* **TASK DESCRIPTION**
Which lines contain the string "other"? Please list every one of them.

Data entries:
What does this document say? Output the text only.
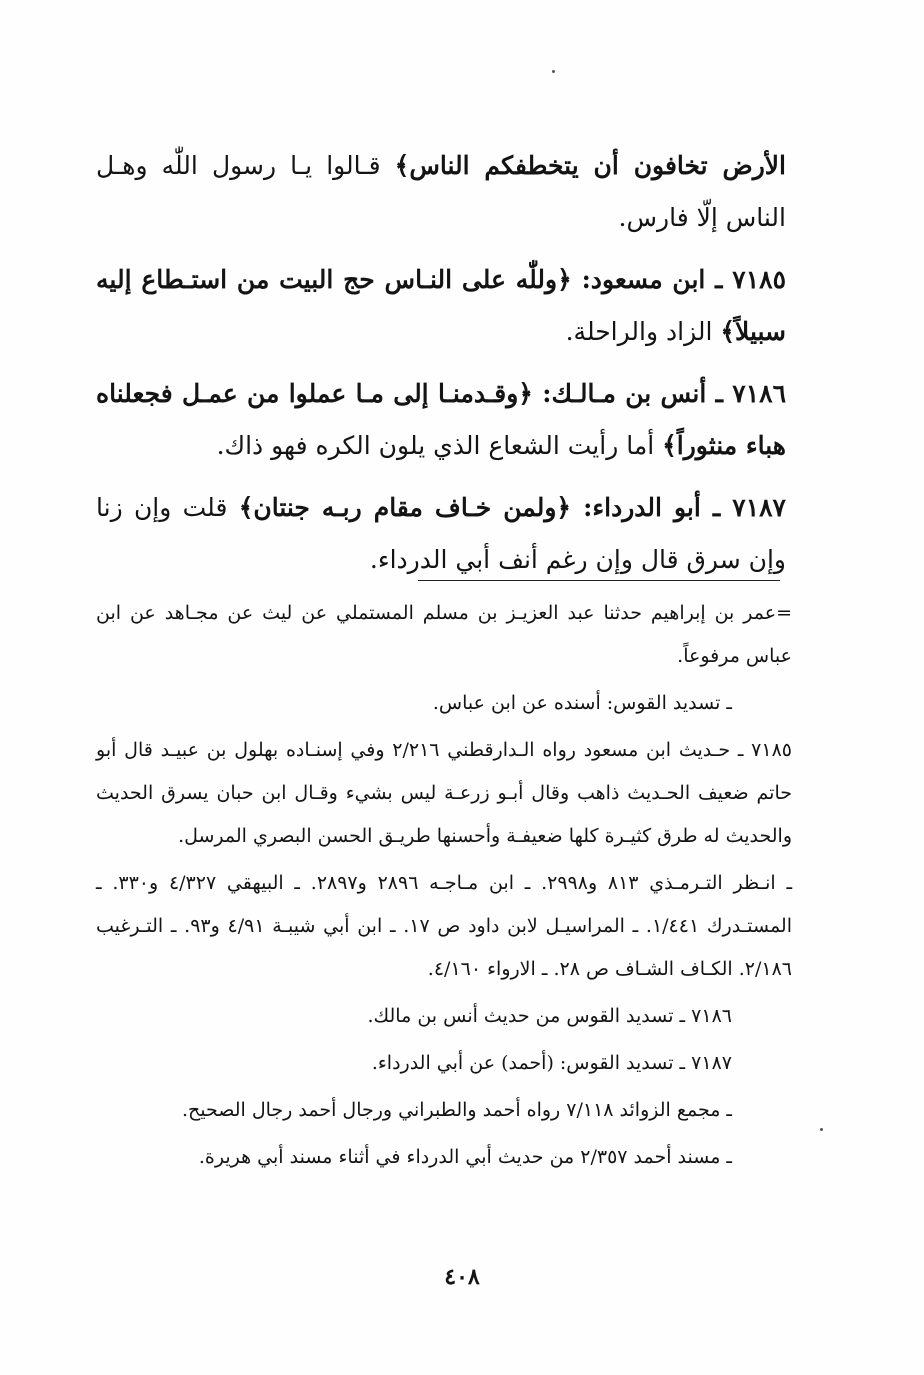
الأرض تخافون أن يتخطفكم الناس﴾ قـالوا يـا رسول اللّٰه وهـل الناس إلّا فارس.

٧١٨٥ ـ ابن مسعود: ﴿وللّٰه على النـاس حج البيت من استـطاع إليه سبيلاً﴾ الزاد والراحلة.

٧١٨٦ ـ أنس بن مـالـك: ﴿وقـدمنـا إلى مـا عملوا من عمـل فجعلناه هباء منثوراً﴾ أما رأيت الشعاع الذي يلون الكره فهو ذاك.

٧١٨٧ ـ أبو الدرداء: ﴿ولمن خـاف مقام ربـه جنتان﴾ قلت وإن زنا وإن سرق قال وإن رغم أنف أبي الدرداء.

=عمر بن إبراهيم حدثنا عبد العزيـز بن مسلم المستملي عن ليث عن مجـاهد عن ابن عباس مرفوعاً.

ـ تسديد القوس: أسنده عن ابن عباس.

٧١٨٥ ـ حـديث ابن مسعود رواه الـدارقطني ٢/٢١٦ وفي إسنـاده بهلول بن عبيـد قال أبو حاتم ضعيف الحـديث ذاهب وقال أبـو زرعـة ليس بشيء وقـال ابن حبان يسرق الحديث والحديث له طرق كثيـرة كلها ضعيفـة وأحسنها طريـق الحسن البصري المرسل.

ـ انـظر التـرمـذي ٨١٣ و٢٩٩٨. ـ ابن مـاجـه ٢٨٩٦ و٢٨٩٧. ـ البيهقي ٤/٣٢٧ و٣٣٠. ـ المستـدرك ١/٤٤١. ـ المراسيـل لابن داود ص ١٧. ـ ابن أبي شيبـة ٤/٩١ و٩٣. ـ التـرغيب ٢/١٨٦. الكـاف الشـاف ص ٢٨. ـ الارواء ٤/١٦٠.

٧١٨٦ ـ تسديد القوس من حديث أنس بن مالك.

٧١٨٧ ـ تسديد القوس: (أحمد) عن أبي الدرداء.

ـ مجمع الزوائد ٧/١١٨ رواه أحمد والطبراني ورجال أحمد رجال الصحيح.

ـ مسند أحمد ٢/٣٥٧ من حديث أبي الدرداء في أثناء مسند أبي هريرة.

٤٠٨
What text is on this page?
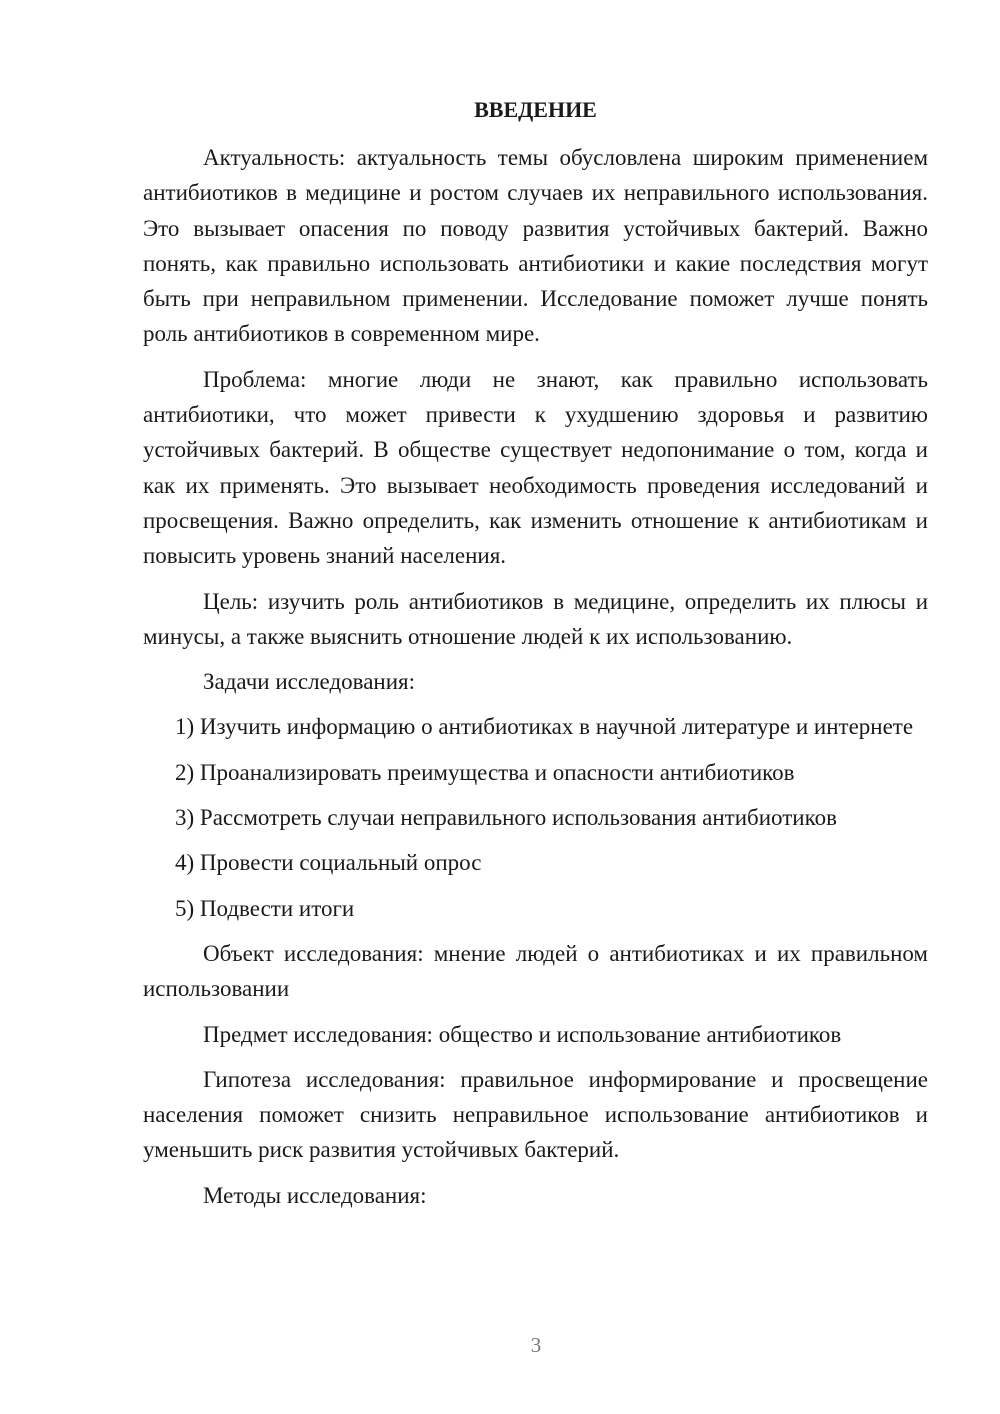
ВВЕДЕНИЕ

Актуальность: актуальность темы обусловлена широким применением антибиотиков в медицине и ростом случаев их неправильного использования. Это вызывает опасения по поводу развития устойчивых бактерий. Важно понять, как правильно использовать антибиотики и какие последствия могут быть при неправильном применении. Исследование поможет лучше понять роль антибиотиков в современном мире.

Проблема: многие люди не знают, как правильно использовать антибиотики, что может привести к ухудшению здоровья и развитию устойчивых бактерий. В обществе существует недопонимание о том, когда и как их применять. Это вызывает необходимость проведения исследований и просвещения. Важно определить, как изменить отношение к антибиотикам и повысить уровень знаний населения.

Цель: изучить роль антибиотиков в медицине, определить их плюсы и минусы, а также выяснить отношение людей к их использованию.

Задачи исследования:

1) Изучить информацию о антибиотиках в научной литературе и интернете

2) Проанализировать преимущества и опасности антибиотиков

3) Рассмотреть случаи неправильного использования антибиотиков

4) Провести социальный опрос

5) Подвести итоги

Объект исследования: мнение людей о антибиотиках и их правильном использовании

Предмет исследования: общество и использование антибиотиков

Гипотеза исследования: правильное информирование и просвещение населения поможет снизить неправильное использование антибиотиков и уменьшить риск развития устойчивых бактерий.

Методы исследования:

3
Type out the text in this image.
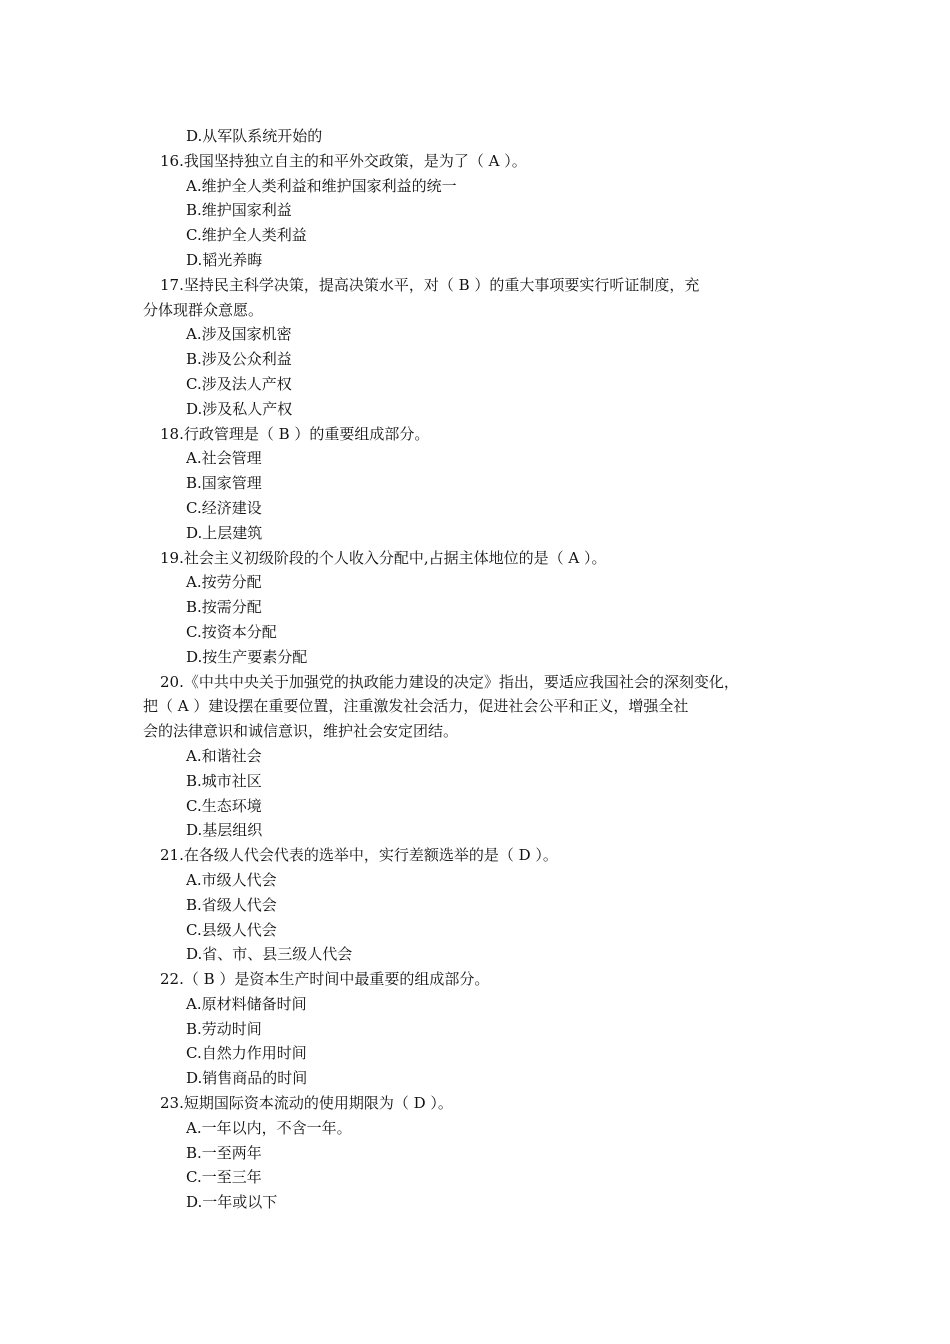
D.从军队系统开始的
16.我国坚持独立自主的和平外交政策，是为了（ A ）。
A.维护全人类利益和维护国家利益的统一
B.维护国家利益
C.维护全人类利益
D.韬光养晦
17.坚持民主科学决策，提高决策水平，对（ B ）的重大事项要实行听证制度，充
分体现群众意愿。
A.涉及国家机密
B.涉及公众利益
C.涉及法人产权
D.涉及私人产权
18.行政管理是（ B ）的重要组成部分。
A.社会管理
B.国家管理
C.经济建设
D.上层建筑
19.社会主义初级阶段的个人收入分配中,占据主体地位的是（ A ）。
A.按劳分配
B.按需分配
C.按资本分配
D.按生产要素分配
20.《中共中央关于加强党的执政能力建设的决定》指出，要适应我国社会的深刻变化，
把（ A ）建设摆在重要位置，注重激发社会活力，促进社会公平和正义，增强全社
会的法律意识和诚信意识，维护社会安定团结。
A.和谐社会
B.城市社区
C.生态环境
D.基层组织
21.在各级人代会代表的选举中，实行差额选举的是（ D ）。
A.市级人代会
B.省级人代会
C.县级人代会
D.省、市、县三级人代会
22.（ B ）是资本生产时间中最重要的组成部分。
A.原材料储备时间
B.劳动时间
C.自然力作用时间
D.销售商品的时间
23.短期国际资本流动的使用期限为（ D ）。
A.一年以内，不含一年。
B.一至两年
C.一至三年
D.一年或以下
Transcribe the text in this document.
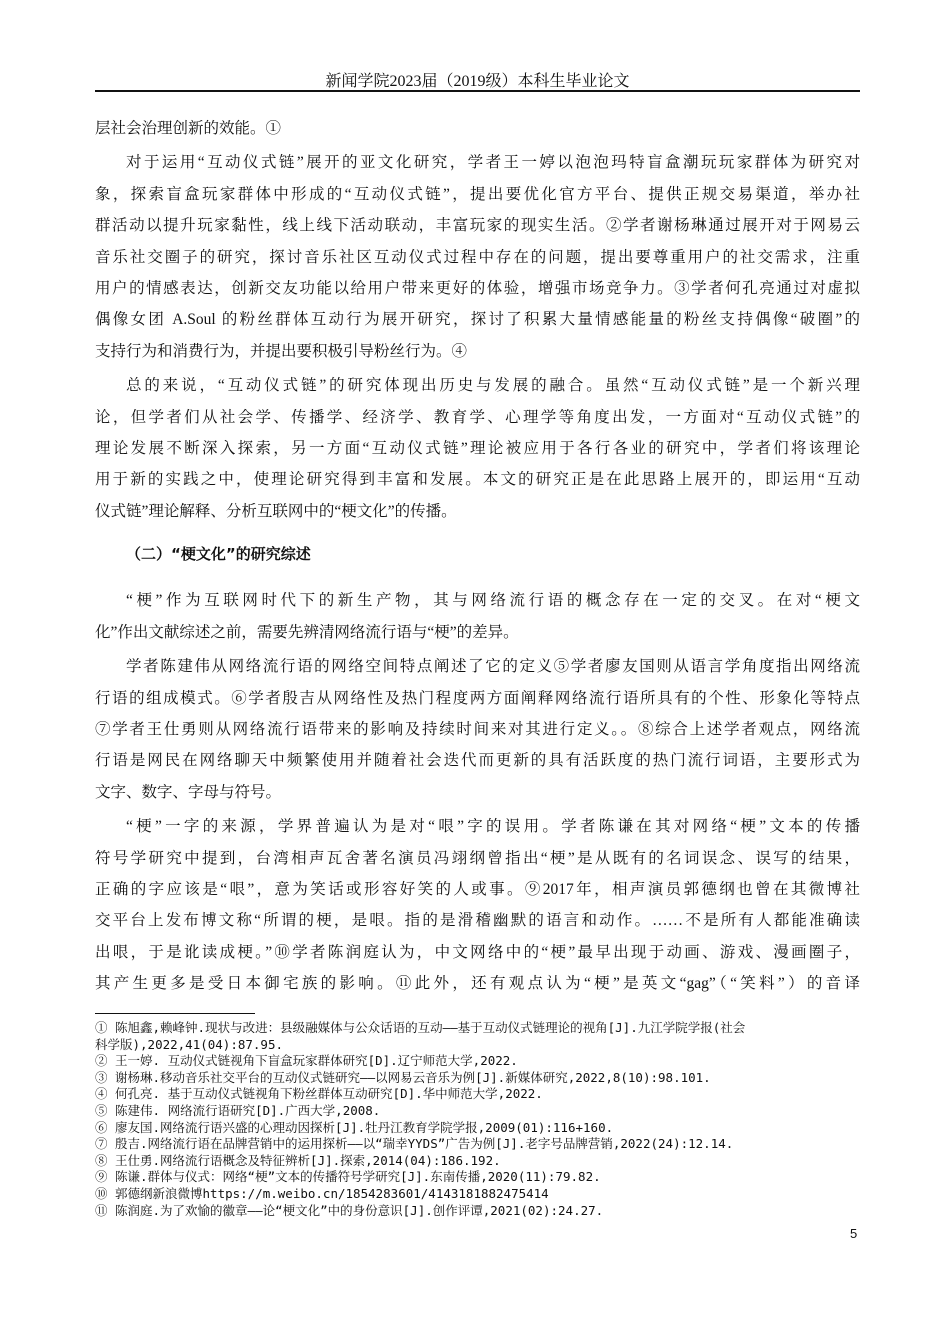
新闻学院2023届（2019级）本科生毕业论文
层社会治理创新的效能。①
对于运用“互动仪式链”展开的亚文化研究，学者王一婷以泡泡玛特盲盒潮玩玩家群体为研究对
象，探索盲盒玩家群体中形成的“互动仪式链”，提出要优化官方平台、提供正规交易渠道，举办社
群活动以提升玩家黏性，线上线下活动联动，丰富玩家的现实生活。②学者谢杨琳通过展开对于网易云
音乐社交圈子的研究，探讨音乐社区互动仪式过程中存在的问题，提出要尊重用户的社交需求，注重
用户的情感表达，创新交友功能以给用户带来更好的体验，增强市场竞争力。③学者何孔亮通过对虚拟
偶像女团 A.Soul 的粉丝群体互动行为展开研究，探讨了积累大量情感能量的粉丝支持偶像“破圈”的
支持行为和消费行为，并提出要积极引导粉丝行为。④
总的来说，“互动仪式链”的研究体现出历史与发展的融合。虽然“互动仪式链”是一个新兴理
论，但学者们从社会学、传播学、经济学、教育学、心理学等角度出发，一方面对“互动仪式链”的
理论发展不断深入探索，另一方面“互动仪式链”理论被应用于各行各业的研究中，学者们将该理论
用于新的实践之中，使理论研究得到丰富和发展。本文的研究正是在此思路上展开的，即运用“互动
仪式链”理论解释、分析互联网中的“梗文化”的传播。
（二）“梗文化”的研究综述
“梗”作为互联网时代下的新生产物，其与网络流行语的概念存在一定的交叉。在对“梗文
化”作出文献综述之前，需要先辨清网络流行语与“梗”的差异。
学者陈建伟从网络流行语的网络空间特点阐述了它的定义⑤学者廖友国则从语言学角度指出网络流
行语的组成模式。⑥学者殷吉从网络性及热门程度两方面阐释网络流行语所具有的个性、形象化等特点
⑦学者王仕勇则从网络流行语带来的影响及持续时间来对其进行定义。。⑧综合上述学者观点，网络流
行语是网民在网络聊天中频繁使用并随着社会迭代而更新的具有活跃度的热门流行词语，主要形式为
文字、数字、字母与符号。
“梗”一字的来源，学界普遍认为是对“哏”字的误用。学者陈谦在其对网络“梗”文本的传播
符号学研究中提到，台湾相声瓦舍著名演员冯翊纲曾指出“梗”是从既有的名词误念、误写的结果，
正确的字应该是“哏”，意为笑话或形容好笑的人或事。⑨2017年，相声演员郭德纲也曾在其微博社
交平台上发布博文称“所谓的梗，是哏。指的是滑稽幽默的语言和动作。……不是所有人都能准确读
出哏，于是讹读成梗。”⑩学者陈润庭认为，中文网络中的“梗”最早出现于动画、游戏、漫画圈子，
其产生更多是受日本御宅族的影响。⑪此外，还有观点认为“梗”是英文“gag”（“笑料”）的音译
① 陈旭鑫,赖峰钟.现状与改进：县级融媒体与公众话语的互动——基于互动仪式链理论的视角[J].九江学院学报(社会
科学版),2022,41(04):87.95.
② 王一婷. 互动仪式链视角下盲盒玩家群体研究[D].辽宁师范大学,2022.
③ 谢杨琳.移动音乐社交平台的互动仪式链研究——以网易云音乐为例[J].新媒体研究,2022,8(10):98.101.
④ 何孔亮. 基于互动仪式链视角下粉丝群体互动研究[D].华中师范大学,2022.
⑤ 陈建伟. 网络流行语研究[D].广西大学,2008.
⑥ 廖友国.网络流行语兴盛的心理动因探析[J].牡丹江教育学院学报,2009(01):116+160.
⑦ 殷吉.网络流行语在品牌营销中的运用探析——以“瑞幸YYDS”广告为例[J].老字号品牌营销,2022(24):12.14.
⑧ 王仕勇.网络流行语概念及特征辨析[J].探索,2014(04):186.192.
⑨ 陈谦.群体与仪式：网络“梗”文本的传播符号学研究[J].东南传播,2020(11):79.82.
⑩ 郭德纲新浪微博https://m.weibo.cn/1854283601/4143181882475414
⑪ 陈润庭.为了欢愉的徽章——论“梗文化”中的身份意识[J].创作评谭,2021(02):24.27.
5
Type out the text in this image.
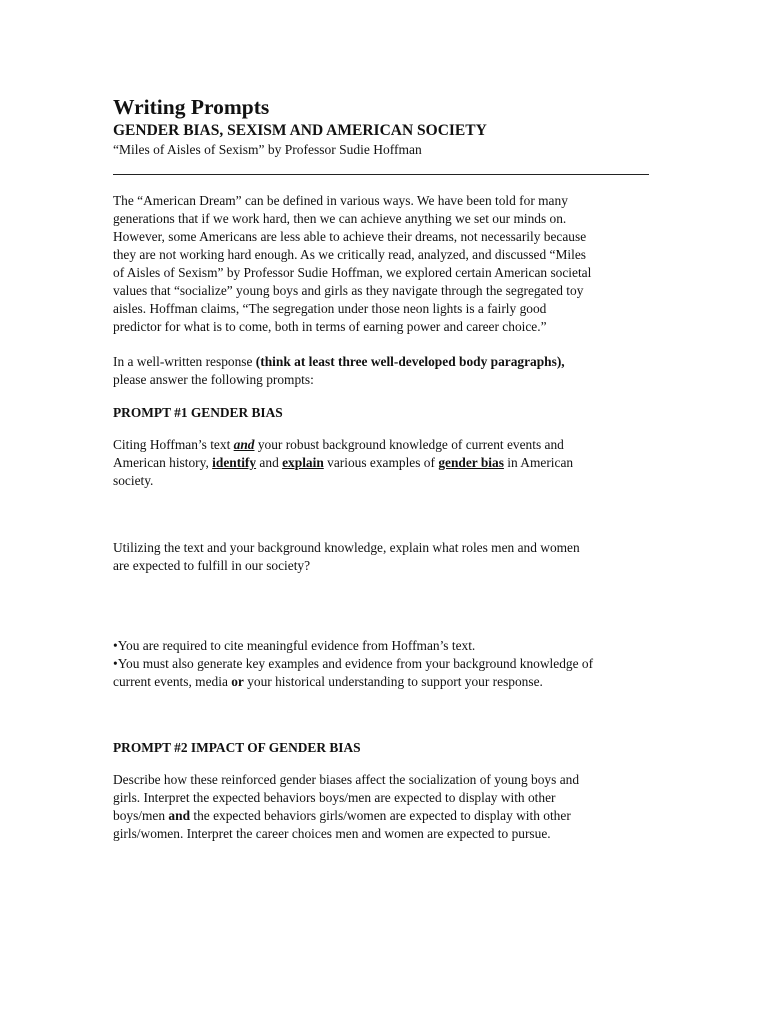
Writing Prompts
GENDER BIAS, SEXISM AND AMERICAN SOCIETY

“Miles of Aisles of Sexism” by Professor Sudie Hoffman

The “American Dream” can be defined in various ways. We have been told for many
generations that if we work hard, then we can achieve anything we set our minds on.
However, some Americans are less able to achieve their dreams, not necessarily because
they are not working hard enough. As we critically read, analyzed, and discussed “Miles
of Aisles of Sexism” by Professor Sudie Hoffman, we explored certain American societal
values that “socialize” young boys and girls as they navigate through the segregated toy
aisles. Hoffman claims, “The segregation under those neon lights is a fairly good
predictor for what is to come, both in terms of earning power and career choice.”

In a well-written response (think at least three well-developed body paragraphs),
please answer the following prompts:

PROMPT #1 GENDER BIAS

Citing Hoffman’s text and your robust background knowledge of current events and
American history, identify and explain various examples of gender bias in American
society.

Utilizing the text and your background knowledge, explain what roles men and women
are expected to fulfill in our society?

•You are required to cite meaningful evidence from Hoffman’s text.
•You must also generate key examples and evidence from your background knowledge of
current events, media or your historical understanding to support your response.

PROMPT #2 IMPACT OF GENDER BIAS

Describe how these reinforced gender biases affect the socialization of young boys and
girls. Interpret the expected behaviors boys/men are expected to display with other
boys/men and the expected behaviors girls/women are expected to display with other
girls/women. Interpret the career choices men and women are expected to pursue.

* **RESPONSE TO THE TASK**
girls. Interpret the expected behaviors boys/men are expected to display with other
boys/men and the expected behaviors girls/women are expected to display with other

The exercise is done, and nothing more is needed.